▸ Problem details:
Recast every item below as a numbered list of its lines, leaving out blank lines and any pictures.

▸ Extracted records:
>>>>>
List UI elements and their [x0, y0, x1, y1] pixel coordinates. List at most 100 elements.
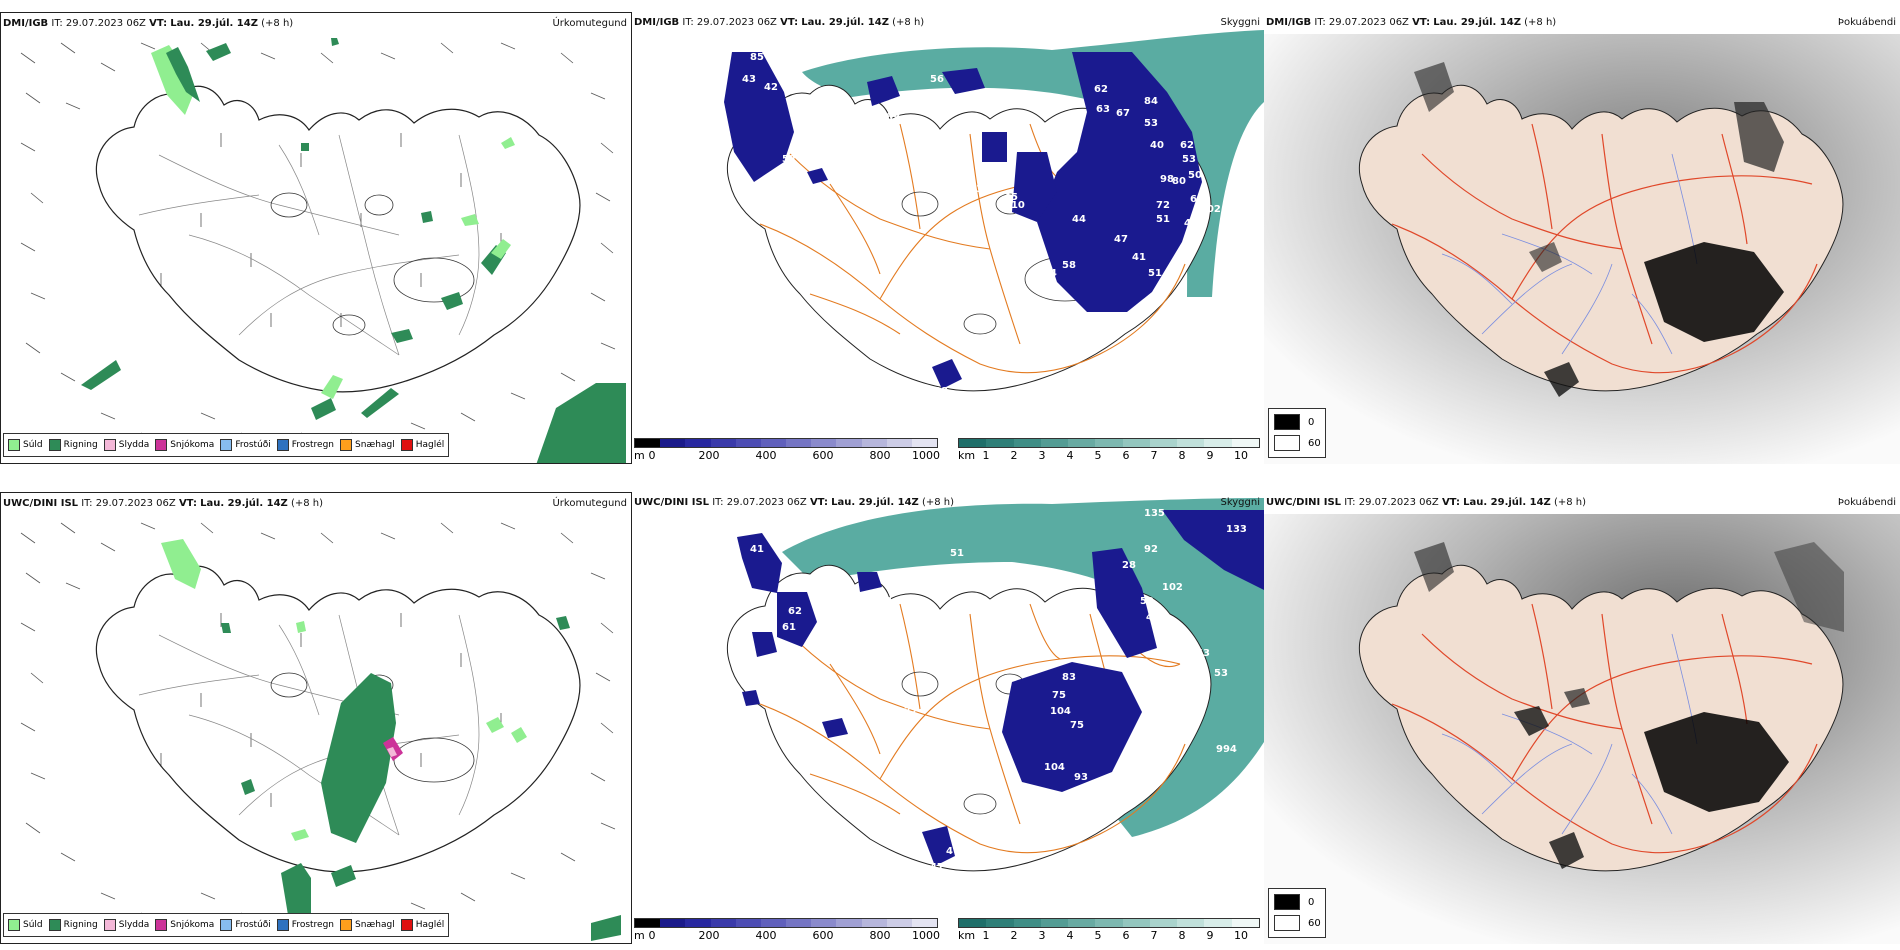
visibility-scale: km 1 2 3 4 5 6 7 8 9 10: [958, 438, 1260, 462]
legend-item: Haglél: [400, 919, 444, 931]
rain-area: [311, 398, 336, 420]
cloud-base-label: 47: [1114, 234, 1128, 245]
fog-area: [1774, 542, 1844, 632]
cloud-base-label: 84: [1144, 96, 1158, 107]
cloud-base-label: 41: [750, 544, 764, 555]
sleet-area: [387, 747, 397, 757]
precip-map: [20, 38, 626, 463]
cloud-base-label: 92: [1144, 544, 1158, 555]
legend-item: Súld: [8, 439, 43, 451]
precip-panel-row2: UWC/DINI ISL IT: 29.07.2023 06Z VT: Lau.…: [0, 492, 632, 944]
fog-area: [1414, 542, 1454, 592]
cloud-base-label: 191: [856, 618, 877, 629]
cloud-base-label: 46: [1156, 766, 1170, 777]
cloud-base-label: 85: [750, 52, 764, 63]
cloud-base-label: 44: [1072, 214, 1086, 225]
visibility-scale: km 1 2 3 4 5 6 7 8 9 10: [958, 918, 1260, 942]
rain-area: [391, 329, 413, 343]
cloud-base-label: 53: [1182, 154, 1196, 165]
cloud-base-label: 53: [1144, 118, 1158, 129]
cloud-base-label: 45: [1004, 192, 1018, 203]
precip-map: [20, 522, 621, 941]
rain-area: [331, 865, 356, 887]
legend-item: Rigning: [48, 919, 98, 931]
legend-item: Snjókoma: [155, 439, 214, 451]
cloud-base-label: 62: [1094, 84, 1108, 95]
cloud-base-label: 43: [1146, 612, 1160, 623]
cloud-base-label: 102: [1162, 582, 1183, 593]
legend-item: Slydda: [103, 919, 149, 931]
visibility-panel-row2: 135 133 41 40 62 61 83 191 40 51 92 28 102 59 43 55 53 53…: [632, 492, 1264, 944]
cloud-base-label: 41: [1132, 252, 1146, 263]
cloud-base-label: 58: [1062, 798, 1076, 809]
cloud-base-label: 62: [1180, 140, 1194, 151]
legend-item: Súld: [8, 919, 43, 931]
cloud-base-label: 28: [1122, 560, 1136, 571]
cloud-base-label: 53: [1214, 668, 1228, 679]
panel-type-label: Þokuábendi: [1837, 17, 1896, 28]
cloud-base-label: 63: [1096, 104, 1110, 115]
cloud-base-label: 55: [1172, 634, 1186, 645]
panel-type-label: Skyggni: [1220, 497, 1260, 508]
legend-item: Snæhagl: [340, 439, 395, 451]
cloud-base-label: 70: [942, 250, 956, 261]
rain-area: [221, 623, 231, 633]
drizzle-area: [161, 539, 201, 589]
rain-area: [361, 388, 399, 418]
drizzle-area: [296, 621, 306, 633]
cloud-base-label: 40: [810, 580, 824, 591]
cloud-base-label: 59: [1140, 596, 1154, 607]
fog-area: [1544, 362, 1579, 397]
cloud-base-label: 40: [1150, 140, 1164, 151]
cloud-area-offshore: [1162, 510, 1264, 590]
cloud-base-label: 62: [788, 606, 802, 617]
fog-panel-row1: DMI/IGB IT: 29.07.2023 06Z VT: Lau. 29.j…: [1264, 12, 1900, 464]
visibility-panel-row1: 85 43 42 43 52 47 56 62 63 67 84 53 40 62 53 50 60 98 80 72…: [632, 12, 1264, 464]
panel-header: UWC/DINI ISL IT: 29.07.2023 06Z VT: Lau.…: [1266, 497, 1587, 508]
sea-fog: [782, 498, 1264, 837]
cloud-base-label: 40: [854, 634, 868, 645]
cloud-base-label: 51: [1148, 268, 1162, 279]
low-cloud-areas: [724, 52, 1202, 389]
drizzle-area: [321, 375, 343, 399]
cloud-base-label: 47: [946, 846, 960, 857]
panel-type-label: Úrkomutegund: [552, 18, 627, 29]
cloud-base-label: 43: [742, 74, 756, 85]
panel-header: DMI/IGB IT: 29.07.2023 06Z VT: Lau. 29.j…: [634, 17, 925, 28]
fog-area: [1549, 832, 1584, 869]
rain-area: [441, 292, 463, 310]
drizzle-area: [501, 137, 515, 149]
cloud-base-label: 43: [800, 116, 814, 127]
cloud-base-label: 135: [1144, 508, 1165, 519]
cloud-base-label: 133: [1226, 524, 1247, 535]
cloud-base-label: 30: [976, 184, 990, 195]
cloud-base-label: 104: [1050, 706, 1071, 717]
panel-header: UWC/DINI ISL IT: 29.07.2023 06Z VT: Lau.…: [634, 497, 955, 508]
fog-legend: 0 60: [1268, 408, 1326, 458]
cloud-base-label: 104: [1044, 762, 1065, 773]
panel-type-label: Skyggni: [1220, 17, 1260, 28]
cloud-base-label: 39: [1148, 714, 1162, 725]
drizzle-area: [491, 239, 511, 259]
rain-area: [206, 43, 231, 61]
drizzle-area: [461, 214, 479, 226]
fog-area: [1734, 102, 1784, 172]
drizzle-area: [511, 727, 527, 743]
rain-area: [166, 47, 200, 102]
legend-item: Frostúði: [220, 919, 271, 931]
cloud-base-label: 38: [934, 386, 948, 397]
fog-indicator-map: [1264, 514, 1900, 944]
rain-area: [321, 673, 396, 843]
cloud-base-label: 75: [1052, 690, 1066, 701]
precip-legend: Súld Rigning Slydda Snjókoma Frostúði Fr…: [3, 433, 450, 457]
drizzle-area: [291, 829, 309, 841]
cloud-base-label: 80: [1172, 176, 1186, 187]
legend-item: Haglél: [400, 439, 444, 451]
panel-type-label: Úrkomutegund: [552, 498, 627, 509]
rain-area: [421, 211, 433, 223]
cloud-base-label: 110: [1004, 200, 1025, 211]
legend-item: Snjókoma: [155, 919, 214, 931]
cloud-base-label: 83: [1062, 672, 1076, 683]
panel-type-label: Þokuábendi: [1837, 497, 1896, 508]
<<<<<
▸ Finished task:
1. List UI elements and their [x0, y0, x1, y1] pixel coordinates. List at most 100 elements.
2. visibility-scale: km 1 2 3 4 5 6 7 8 9 10: [958, 438, 1260, 462]
3. legend-item: Haglél: [400, 919, 444, 931]
4. rain-area: [311, 398, 336, 420]
5. cloud-base-label: 47: [1114, 234, 1128, 245]
6. fog-area: [1774, 542, 1844, 632]
7. cloud-base-label: 84: [1144, 96, 1158, 107]
8. cloud-base-label: 41: [750, 544, 764, 555]
9. sleet-area: [387, 747, 397, 757]
10. precip-map: [20, 38, 626, 463]
11. cloud-base-label: 92: [1144, 544, 1158, 555]
12. legend-item: Súld: [8, 439, 43, 451]
13. precip-panel-row2: UWC/DINI ISL IT: 29.07.2023 06Z VT: Lau.…: [0, 492, 632, 944]
14. fog-area: [1414, 542, 1454, 592]
15. cloud-base-label: 191: [856, 618, 877, 629]
16. cloud-base-label: 46: [1156, 766, 1170, 777]
17. cloud-base-label: 85: [750, 52, 764, 63]
18. cloud-base-label: 44: [1072, 214, 1086, 225]
19. visibility-scale: km 1 2 3 4 5 6 7 8 9 10: [958, 918, 1260, 942]
20. rain-area: [391, 329, 413, 343]
21. cloud-base-label: 53: [1182, 154, 1196, 165]
22. cloud-base-label: 53: [1144, 118, 1158, 129]
23. cloud-base-label: 45: [1004, 192, 1018, 203]
24. precip-map: [20, 522, 621, 941]
25. rain-area: [331, 865, 356, 887]
26. legend-item: Rigning: [48, 919, 98, 931]
27. legend-item: Snjókoma: [155, 439, 214, 451]
28. cloud-base-label: 62: [1094, 84, 1108, 95]
29. cloud-base-label: 43: [1146, 612, 1160, 623]
30. cloud-base-label: 102: [1162, 582, 1183, 593]
31. legend-item: Slydda: [103, 919, 149, 931]
32. visibility-panel-row2: 135 133 41 40 62 61 83 191 40 51 92 28 102 59 43 55 53 53…: [632, 492, 1264, 944]
33. cloud-base-label: 41: [1132, 252, 1146, 263]
34. cloud-base-label: 58: [1062, 798, 1076, 809]
35. cloud-base-label: 62: [1180, 140, 1194, 151]
36. legend-item: Súld: [8, 919, 43, 931]
37. cloud-base-label: 28: [1122, 560, 1136, 571]
38. cloud-base-label: 53: [1214, 668, 1228, 679]
39. panel-type-label: Þokuábendi: [1837, 17, 1896, 28]
40. cloud-base-label: 63: [1096, 104, 1110, 115]
41. cloud-base-label: 55: [1172, 634, 1186, 645]
42. panel-type-label: Skyggni: [1220, 497, 1260, 508]
43. legend-item: Snæhagl: [340, 439, 395, 451]
44. cloud-base-label: 70: [942, 250, 956, 261]
45. rain-area: [221, 623, 231, 633]
46. drizzle-area: [161, 539, 201, 589]
47. rain-area: [361, 388, 399, 418]
48. drizzle-area: [296, 621, 306, 633]
49. cloud-base-label: 40: [810, 580, 824, 591]
50. cloud-base-label: 59: [1140, 596, 1154, 607]
51. fog-area: [1544, 362, 1579, 397]
52. cloud-base-label: 40: [1150, 140, 1164, 151]
53. cloud-area-offshore: [1162, 510, 1264, 590]
54. cloud-base-label: 62: [788, 606, 802, 617]
55. fog-panel-row1: DMI/IGB IT: 29.07.2023 06Z VT: Lau. 29.j…: [1264, 12, 1900, 464]
56. visibility-panel-row1: 85 43 42 43 52 47 56 62 63 67 84 53 40 62 53 50 60 98 80 72…: [632, 12, 1264, 464]
57. panel-header: UWC/DINI ISL IT: 29.07.2023 06Z VT: Lau.…: [1266, 497, 1587, 508]
58. sea-fog: [782, 498, 1264, 837]
59. cloud-base-label: 40: [854, 634, 868, 645]
60. cloud-base-label: 51: [1148, 268, 1162, 279]
61. low-cloud-areas: [724, 52, 1202, 389]
62. drizzle-area: [321, 375, 343, 399]
63. cloud-base-label: 47: [946, 846, 960, 857]
64. panel-type-label: Úrkomutegund: [552, 18, 627, 29]
65. cloud-base-label: 43: [742, 74, 756, 85]
66. panel-header: DMI/IGB IT: 29.07.2023 06Z VT: Lau. 29.j…: [634, 17, 925, 28]
67. fog-area: [1549, 832, 1584, 869]
68. rain-area: [441, 292, 463, 310]
69. drizzle-area: [501, 137, 515, 149]
70. cloud-base-label: 43: [800, 116, 814, 127]
71. cloud-base-label: 135: [1144, 508, 1165, 519]
72. cloud-base-label: 133: [1226, 524, 1247, 535]
73. cloud-base-label: 30: [976, 184, 990, 195]
74. cloud-base-label: 104: [1050, 706, 1071, 717]
75. panel-header: UWC/DINI ISL IT: 29.07.2023 06Z VT: Lau.…: [634, 497, 955, 508]
76. fog-legend: 0 60: [1268, 408, 1326, 458]
77. cloud-base-label: 104: [1044, 762, 1065, 773]
78. panel-type-label: Skyggni: [1220, 17, 1260, 28]
79. cloud-base-label: 39: [1148, 714, 1162, 725]
80. drizzle-area: [491, 239, 511, 259]
81. rain-area: [206, 43, 231, 61]
82. drizzle-area: [461, 214, 479, 226]
83. fog-area: [1734, 102, 1784, 172]
84. drizzle-area: [511, 727, 527, 743]
85. rain-area: [166, 47, 200, 102]
86. legend-item: Frostúði: [220, 919, 271, 931]
87. cloud-base-label: 38: [934, 386, 948, 397]
88. fog-indicator-map: [1264, 514, 1900, 944]
89. rain-area: [321, 673, 396, 843]
90. cloud-base-label: 75: [1052, 690, 1066, 701]
91. precip-legend: Súld Rigning Slydda Snjókoma Frostúði Fr…: [3, 433, 450, 457]
92. drizzle-area: [291, 829, 309, 841]
93. cloud-base-label: 80: [1172, 176, 1186, 187]
94. legend-item: Haglél: [400, 439, 444, 451]
95. panel-type-label: Úrkomutegund: [552, 498, 627, 509]
96. rain-area: [421, 211, 433, 223]
97. cloud-base-label: 110: [1004, 200, 1025, 211]
98. legend-item: Snjókoma: [155, 919, 214, 931]
99. cloud-base-label: 83: [1062, 672, 1076, 683]
100. panel-type-label: Þokuábendi: [1837, 497, 1896, 508]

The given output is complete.